GIVEN INFORMATION ->

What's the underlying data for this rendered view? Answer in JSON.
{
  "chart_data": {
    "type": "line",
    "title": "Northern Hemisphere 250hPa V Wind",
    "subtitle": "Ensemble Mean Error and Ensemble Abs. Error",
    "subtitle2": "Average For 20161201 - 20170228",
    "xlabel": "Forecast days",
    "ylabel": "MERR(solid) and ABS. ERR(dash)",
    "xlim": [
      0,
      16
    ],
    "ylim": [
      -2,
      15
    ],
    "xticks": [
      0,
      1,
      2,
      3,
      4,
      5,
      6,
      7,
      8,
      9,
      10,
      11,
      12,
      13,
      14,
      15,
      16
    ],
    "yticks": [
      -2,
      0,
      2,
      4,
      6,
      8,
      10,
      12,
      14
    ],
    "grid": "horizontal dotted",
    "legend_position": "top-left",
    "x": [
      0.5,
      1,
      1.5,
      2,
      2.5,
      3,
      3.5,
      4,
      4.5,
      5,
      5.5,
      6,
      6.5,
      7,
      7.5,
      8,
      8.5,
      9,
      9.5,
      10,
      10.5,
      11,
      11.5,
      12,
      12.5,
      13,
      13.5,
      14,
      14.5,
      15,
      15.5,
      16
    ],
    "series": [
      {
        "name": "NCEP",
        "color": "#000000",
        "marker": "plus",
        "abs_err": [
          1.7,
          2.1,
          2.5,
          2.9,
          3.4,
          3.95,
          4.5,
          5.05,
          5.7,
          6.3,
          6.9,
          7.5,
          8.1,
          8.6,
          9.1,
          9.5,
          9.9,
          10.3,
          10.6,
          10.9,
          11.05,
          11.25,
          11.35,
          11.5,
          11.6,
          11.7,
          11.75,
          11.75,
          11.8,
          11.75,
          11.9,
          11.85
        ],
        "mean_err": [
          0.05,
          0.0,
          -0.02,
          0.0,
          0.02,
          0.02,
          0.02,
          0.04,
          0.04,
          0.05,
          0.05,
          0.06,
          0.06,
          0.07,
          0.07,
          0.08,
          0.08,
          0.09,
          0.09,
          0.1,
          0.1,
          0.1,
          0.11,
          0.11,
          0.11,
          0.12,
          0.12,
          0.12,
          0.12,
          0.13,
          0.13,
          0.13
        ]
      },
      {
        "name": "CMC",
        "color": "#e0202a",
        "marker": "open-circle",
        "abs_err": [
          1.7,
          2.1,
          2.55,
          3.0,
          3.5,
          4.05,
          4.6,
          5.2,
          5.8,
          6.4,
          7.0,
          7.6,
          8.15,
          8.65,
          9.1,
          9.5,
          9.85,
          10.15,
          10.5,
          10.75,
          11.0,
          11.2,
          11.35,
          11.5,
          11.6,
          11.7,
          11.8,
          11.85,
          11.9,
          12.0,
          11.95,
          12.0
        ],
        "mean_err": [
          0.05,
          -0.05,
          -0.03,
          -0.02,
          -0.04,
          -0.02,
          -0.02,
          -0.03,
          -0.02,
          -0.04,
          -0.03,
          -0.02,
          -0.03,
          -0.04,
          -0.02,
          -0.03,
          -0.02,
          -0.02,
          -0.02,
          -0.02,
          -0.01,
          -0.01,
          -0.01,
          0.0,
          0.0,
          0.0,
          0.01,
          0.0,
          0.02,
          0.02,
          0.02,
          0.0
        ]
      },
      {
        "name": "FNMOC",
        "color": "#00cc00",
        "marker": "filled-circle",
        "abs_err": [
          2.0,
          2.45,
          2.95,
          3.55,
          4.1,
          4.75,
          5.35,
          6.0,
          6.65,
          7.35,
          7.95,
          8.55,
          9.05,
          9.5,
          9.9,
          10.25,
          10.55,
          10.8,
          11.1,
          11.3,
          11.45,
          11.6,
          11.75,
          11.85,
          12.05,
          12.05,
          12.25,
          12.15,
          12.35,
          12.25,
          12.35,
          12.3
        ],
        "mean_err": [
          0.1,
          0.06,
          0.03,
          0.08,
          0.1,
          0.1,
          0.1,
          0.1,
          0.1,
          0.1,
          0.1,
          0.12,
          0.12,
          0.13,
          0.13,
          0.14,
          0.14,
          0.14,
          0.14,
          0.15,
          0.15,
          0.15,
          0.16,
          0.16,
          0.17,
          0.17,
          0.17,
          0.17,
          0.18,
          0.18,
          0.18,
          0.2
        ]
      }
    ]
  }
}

==

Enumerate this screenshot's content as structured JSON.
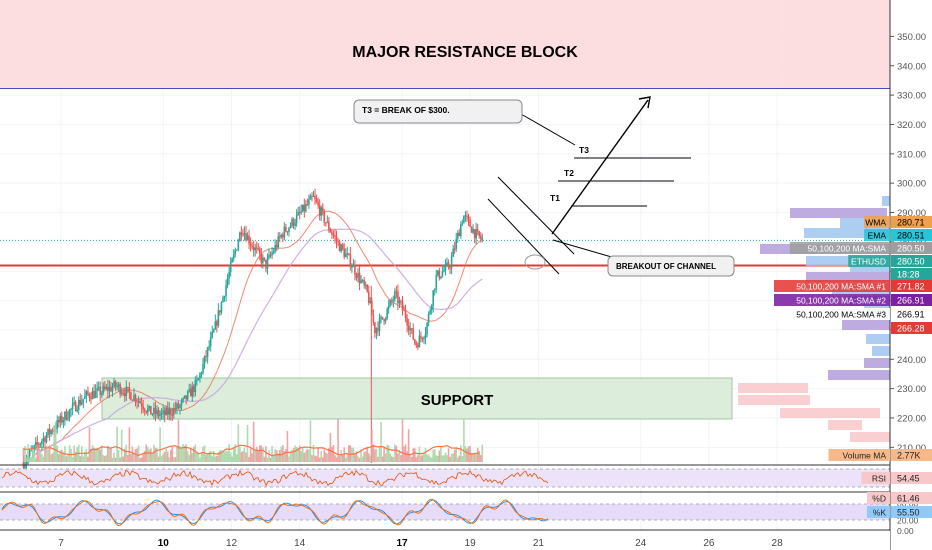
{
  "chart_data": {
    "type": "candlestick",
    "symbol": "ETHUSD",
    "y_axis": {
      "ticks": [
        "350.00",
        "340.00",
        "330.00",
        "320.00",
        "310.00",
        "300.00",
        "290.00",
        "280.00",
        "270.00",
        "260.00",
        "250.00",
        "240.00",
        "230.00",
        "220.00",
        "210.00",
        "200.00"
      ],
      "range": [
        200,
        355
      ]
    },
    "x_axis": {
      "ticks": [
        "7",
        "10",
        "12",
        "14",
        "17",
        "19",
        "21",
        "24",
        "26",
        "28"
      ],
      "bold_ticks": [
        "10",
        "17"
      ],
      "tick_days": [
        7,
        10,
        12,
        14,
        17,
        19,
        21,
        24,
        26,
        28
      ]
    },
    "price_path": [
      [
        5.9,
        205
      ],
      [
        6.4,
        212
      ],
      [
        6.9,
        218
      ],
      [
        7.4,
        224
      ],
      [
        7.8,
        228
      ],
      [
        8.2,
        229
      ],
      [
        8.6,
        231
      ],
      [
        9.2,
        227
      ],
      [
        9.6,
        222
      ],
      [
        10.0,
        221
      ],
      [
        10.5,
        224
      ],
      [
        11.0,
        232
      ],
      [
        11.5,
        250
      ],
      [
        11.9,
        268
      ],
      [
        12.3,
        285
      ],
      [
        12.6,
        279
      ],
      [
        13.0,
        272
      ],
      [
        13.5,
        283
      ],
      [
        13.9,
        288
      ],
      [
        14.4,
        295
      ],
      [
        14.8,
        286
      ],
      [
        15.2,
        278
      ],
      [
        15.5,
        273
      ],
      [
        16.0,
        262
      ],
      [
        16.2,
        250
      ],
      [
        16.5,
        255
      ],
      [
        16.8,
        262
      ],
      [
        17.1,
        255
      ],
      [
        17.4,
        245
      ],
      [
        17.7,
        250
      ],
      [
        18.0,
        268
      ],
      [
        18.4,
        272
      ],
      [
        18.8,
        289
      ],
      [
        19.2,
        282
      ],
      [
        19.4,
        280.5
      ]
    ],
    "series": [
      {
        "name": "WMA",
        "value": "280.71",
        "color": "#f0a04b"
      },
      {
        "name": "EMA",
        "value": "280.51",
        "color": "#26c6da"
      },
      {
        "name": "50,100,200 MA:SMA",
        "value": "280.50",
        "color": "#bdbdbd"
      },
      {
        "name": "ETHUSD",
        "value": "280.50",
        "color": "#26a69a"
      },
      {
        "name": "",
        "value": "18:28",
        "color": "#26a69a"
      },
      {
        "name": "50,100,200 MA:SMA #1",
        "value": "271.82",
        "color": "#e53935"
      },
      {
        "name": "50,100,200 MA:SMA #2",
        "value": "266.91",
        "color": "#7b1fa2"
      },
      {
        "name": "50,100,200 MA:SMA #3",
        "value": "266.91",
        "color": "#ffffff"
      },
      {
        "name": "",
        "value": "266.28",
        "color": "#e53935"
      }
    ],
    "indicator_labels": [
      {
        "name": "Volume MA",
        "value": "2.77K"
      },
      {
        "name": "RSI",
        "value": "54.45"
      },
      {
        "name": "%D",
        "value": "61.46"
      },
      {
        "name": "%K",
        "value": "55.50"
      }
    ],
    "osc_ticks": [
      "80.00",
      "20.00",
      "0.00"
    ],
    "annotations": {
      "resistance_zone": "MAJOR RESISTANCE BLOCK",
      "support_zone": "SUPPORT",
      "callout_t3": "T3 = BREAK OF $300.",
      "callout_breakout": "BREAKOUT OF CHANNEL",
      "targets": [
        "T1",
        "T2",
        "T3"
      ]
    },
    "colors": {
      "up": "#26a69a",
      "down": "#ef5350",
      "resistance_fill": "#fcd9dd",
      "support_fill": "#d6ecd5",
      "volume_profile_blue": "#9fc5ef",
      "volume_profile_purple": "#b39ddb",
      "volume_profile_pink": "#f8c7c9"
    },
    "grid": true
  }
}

PROMPT -> Scan the material and collect every line that contains "circle".

RESPONSE TO THIS TASK ->
        "marker": "open-circle",
        "marker": "filled-circle",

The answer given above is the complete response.